§ **Exercise requirements**: Return every record exactly as written.

§ **Dataset excerpt**:
======

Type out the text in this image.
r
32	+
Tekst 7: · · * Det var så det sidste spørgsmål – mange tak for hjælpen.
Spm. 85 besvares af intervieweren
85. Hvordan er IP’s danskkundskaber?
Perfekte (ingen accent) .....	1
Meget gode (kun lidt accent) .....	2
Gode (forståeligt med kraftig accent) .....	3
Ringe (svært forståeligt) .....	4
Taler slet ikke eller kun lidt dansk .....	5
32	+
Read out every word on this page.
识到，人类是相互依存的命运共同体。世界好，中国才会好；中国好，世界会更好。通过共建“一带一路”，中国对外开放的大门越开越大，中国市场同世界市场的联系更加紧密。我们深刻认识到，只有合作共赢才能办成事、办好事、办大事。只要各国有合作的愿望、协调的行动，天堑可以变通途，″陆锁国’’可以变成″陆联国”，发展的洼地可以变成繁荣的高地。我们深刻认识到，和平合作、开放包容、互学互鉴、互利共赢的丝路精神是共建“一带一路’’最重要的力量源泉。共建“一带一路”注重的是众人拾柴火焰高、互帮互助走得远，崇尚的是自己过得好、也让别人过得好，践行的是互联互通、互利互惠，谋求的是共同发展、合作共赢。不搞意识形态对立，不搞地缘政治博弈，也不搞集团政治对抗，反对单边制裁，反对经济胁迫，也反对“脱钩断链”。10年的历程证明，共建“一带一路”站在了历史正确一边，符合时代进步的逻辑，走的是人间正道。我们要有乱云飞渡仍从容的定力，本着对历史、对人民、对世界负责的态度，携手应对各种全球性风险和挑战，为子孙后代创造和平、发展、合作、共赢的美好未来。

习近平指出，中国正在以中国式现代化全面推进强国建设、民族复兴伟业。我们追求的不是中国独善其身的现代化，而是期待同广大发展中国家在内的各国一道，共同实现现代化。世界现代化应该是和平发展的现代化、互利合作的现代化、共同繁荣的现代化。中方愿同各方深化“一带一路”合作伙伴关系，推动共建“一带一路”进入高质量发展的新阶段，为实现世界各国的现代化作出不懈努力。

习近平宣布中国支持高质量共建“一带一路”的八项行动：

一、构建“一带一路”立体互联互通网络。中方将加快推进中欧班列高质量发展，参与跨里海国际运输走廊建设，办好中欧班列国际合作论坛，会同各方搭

======

§ **Reply**:
Type out the text in this image.
r
32	+
Tekst 7: · · * Det var så det sidste spørgsmål – mange tak for hjælpen.
Spm. 85 besvares af intervieweren
85. Hvordan er IP’s danskkundskaber?
Perfekte (ingen accent) .....	1
Meget gode (kun lidt accent) .....	2
Gode (forståeligt med kraftig accent) .....	3
Ringe (svært forståeligt) .....	4
Taler slet ikke eller kun lidt dansk .....	5
32	+
Read out every word on this page.
识到，人类是相互依存的命运共同体。世界好，中国才会好；中国好，世界会更好。通过共建“一带一路”，中国对外开放的大门越开越大，中国市场同世界市场的联系更加紧密。我们深刻认识到，只有合作共赢才能办成事、办好事、办大事。只要各国有合作的愿望、协调的行动，天堑可以变通途，″陆锁国’’可以变成″陆联国”，发展的洼地可以变成繁荣的高地。我们深刻认识到，和平合作、开放包容、互学互鉴、互利共赢的丝路精神是共建“一带一路’’最重要的力量源泉。共建“一带一路”注重的是众人拾柴火焰高、互帮互助走得远，崇尚的是自己过得好、也让别人过得好，践行的是互联互通、互利互惠，谋求的是共同发展、合作共赢。不搞意识形态对立，不搞地缘政治博弈，也不搞集团政治对抗，反对单边制裁，反对经济胁迫，也反对“脱钩断链”。10年的历程证明，共建“一带一路”站在了历史正确一边，符合时代进步的逻辑，走的是人间正道。我们要有乱云飞渡仍从容的定力，本着对历史、对人民、对世界负责的态度，携手应对各种全球性风险和挑战，为子孙后代创造和平、发展、合作、共赢的美好未来。

习近平指出，中国正在以中国式现代化全面推进强国建设、民族复兴伟业。我们追求的不是中国独善其身的现代化，而是期待同广大发展中国家在内的各国一道，共同实现现代化。世界现代化应该是和平发展的现代化、互利合作的现代化、共同繁荣的现代化。中方愿同各方深化“一带一路”合作伙伴关系，推动共建“一带一路”进入高质量发展的新阶段，为实现世界各国的现代化作出不懈努力。

习近平宣布中国支持高质量共建“一带一路”的八项行动：

一、构建“一带一路”立体互联互通网络。中方将加快推进中欧班列高质量发展，参与跨里海国际运输走廊建设，办好中欧班列国际合作论坛，会同各方搭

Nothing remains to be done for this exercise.